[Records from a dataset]
· · · · · · ·
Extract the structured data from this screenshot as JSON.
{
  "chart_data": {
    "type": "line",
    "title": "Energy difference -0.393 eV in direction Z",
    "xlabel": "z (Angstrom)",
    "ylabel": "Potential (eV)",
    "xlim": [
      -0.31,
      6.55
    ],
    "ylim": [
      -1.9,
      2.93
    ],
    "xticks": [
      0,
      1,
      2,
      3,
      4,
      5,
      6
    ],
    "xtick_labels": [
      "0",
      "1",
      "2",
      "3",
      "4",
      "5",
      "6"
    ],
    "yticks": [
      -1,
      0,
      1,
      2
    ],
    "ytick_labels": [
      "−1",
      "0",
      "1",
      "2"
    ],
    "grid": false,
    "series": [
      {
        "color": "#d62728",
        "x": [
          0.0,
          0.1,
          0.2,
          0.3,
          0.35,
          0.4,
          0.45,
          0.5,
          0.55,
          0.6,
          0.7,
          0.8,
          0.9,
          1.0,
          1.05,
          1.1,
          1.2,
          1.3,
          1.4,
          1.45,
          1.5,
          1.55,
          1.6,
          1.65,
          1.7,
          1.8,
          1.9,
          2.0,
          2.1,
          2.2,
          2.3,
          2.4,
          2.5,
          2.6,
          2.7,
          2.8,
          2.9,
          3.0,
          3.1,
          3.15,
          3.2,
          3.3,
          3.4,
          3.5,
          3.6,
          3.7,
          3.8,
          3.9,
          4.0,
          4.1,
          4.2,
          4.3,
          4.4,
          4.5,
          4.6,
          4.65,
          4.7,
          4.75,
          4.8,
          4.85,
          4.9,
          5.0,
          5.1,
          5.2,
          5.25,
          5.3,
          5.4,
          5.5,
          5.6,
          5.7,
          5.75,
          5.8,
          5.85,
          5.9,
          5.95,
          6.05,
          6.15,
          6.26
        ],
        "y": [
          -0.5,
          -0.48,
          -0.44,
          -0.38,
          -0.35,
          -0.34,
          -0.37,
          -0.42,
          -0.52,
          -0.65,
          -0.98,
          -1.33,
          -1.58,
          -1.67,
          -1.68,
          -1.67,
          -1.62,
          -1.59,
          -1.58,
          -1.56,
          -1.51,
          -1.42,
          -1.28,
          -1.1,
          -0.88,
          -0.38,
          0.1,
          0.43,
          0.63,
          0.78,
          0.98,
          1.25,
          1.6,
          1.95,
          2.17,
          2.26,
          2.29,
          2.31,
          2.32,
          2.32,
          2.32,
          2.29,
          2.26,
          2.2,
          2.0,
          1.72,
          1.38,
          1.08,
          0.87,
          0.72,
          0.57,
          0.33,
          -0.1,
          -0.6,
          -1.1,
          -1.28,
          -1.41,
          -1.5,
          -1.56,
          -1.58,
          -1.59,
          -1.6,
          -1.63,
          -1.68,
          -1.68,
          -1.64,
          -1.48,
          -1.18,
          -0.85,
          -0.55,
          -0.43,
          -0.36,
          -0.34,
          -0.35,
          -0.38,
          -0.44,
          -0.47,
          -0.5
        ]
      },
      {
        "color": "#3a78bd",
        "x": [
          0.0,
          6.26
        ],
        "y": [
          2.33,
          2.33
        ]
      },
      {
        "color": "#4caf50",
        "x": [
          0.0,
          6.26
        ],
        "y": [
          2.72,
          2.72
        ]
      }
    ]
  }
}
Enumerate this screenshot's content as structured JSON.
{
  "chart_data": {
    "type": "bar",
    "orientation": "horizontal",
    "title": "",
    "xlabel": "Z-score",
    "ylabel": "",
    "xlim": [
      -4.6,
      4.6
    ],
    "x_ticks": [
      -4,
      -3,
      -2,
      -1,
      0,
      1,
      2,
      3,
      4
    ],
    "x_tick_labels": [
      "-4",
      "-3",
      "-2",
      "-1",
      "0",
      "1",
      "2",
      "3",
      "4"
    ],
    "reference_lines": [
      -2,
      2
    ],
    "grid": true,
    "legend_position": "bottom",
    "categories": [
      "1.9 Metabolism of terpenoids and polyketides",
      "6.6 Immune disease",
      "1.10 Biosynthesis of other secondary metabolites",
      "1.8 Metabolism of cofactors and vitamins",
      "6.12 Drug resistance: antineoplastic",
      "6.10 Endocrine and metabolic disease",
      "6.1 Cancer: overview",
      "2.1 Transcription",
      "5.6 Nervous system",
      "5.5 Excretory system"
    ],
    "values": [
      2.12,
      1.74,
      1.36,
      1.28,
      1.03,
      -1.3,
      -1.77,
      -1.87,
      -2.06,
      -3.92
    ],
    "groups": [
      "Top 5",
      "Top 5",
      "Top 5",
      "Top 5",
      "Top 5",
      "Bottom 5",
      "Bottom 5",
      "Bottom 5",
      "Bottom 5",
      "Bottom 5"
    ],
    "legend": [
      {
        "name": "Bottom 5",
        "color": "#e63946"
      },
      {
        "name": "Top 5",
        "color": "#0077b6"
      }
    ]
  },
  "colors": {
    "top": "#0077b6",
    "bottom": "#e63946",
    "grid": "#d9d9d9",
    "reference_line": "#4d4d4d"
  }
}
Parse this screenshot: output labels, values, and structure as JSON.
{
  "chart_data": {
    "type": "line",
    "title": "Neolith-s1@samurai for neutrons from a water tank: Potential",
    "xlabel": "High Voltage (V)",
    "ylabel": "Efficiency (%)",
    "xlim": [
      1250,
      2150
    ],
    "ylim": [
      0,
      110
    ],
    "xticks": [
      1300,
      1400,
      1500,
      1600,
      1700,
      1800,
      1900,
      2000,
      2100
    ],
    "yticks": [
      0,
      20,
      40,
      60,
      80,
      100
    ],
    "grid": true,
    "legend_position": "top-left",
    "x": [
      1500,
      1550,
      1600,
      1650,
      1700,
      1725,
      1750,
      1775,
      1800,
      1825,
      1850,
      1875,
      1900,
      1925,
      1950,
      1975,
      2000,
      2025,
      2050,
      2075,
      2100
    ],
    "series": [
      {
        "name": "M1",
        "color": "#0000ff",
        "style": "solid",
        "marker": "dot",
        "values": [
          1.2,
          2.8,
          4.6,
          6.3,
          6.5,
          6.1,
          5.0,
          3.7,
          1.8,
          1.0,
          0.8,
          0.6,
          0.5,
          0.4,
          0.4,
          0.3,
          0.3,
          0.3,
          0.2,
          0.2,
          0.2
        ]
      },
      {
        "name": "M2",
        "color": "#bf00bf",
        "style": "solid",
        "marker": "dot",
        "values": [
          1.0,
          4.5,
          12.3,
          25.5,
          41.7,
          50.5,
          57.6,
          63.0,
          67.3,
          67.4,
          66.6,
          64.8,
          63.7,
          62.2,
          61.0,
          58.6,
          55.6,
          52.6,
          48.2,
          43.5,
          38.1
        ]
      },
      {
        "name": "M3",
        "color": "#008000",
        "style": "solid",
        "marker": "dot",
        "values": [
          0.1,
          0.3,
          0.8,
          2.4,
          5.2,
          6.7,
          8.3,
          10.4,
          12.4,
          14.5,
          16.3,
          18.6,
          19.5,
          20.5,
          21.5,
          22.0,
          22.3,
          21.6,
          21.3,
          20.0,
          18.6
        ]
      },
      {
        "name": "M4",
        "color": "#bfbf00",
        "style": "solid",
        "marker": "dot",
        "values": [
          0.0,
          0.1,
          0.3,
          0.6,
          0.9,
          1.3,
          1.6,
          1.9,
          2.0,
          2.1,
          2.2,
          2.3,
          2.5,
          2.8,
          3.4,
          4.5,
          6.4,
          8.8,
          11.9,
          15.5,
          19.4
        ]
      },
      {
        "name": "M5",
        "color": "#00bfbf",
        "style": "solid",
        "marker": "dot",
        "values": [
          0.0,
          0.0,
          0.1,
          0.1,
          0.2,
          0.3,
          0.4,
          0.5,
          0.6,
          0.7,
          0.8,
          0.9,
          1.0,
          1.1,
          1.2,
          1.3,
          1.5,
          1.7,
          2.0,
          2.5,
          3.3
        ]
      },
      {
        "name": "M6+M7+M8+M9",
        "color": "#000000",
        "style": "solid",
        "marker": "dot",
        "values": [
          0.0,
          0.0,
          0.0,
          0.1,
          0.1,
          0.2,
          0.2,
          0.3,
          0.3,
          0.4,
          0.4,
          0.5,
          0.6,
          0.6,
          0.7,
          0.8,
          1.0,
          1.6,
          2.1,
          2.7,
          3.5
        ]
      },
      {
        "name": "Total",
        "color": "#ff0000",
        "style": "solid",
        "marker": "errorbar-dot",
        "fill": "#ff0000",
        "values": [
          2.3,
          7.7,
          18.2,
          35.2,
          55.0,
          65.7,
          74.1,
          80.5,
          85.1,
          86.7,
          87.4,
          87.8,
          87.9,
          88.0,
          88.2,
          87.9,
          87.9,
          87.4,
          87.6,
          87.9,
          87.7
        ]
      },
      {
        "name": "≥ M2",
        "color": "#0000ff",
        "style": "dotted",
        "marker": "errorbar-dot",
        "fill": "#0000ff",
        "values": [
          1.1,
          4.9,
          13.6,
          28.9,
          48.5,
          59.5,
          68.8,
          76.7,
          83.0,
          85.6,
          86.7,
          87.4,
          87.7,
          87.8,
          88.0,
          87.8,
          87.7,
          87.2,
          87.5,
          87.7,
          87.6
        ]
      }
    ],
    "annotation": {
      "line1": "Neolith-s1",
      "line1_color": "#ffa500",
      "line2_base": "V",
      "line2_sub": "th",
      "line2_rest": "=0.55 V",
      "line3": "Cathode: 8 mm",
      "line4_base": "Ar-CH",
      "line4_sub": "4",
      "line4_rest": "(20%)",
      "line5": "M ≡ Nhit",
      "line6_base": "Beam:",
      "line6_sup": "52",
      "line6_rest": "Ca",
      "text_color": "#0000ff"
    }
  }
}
· · · · · · ·
**Task requirements**
State how many lines above include the word "ylabel", and nothing more.

**Exercise solution**
3